* start GIVEN PASSAGE *

U4-9121 - improve url perfs

2016-10-28 14:33:44 +02:00
parent 7495d89a79
commit c500f98ad8
6 changed files with 268 additions and 199 deletions
--- a/src/Umbraco.Web/PublishedCache/XmlPublishedCache/PublishedContentCache.cs
+++ b/src/Umbraco.Web/PublishedCache/XmlPublishedCache/PublishedContentCache.cs
@@ -16,7 +16,9 @@ using umbraco;
 using System.Linq;
 using umbraco.BusinessLogic;
 using umbraco.presentation.preview;
+using Umbraco.Core.Services;
 using GlobalSettings = umbraco.GlobalSettings;
+using Task = System.Threading.Tasks.Task;

 namespace Umbraco.Web.PublishedCache.XmlPublishedCache
 {
@@ -26,6 +28,13 @@ namespace Umbraco.Web.PublishedCache.XmlPublishedCache

        private readonly RoutesCache _routesCache = new RoutesCache(!UnitTesting);

+        private DomainHelper _domainHelper;
+
+        private DomainHelper GetDomainHelper(IDomainService domainService)
+        {
+            return _domainHelper ?? (_domainHelper = new DomainHelper(domainService));
+        }
+
        // for INTERNAL, UNIT TESTS use ONLY
        internal RoutesCache RoutesCache { get { return _routesCache; } }

@@ -99,6 +108,13 @@ namespace Umbraco.Web.PublishedCache.XmlPublishedCache
            // - non-colliding, adds one complete "by route" lookup, only on the first time a url is computed (then it's cached anyways)
            // - colliding, adds one "by route" lookup, the first time the url is computed, then one dictionary looked each time it is computed again
            // assuming no collisions, the impact is one complete "by route" lookup the first time each url is computed
+            //
+            // U4-9121 - this lookup is too expensive when computing a large amount of urls on a front-end (eg menu)
+            // ... thinking about moving the lookup out of the path into its own async task, so we are not reporting errors
+            //     in the back-office anymore, but at least we are not polluting the cache
+            // instead, refactored DeterminedIdByRoute to stop using XPath, with a 16x improvement according to benchmarks
+            // will it be enough?
+
            var loopId = preview ? 0 : _routesCache.GetNodeId(route); // might be cached already in case of collision
            if (loopId == 0)

* end GIVEN PASSAGE *
* start DATA LINES *

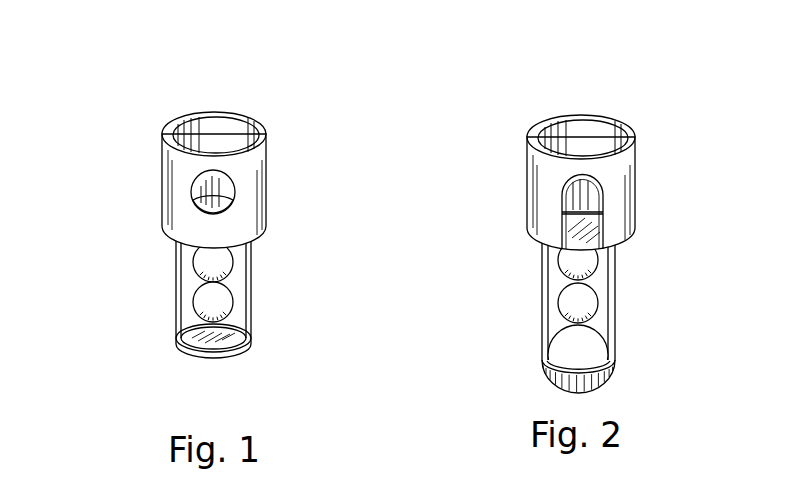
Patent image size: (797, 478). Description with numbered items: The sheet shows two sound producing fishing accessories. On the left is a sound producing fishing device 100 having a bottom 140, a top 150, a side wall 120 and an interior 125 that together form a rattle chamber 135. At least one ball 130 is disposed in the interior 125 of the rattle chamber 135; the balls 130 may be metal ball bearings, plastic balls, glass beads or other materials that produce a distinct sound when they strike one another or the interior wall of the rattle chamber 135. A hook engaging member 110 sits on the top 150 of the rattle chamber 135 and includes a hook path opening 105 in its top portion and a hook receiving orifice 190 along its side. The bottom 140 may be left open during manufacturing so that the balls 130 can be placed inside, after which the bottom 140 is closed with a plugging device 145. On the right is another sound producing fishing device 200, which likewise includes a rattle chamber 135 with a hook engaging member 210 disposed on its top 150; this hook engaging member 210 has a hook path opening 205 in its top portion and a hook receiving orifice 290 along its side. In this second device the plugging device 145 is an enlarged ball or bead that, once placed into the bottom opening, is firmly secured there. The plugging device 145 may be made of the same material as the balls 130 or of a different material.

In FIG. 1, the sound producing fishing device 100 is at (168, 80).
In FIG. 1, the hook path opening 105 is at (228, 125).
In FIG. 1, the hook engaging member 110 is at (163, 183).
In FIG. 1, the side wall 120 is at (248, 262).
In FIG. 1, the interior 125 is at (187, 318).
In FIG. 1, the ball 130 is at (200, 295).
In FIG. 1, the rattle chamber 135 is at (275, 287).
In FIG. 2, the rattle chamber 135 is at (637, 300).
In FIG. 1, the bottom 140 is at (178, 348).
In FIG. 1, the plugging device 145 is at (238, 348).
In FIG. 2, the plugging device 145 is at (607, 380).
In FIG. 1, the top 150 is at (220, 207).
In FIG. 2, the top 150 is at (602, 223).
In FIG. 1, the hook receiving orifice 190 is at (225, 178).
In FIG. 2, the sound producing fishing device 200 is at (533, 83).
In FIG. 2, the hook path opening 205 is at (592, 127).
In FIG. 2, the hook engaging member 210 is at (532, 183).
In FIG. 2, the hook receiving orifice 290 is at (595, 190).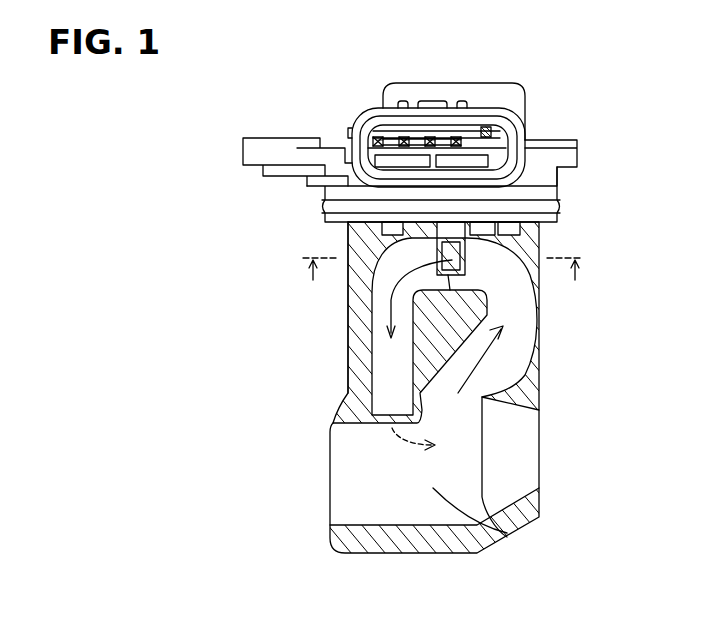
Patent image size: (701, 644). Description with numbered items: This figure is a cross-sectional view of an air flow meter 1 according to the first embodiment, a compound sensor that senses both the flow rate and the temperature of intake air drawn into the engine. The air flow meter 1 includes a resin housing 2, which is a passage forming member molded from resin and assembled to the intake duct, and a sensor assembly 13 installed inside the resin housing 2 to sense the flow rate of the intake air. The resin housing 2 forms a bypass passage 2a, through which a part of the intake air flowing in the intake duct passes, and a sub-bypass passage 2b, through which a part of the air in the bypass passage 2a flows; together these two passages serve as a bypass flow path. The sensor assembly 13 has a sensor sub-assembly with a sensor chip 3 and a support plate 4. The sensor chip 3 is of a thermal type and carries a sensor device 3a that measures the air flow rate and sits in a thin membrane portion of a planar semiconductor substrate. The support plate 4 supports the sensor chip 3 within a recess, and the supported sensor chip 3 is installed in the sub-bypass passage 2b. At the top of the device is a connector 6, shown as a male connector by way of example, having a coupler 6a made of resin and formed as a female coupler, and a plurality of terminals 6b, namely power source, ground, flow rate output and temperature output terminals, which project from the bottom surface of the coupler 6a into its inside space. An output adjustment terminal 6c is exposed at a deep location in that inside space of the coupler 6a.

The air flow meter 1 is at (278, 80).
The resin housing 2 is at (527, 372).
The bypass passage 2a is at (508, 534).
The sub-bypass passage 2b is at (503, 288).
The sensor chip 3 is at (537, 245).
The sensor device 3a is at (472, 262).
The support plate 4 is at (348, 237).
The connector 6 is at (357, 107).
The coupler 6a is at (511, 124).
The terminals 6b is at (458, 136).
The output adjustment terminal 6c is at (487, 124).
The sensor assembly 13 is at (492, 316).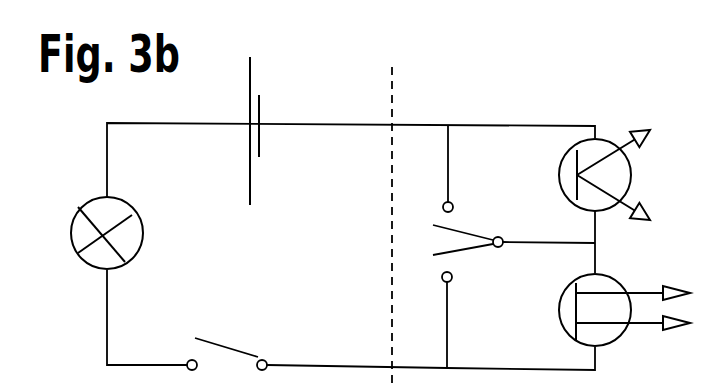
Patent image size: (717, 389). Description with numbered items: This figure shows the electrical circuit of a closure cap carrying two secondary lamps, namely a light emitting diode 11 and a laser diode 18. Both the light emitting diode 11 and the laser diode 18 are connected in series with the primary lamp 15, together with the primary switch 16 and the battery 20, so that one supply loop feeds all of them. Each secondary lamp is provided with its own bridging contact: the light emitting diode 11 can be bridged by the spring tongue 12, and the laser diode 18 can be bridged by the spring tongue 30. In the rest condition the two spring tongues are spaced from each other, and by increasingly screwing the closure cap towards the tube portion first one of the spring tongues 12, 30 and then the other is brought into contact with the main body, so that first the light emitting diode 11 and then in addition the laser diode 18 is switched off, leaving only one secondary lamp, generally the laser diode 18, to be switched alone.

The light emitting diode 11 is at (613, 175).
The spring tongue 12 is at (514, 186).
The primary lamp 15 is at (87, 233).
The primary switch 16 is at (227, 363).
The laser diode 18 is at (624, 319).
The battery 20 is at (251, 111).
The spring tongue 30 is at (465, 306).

* end DATA LINES *

Condense the added comment in the diff that begins "U4-9121 - this lookup is too expensive" into a short bulleted list, keeping its main facts. The material isn't needed for this work.

> **CORRECT ANSWER**:
- The lookup is too expensive when many URLs are computed on a front-end, such as a menu.
- One option considered was moving the lookup out of the path into its own async task. Errors would then no longer be reported in the back-office, but the cache would not be polluted.
- Instead, DeterminedIdByRoute was refactored to stop using XPath, which gave a 16x improvement in benchmarks.
- Whether this is enough remains an open question.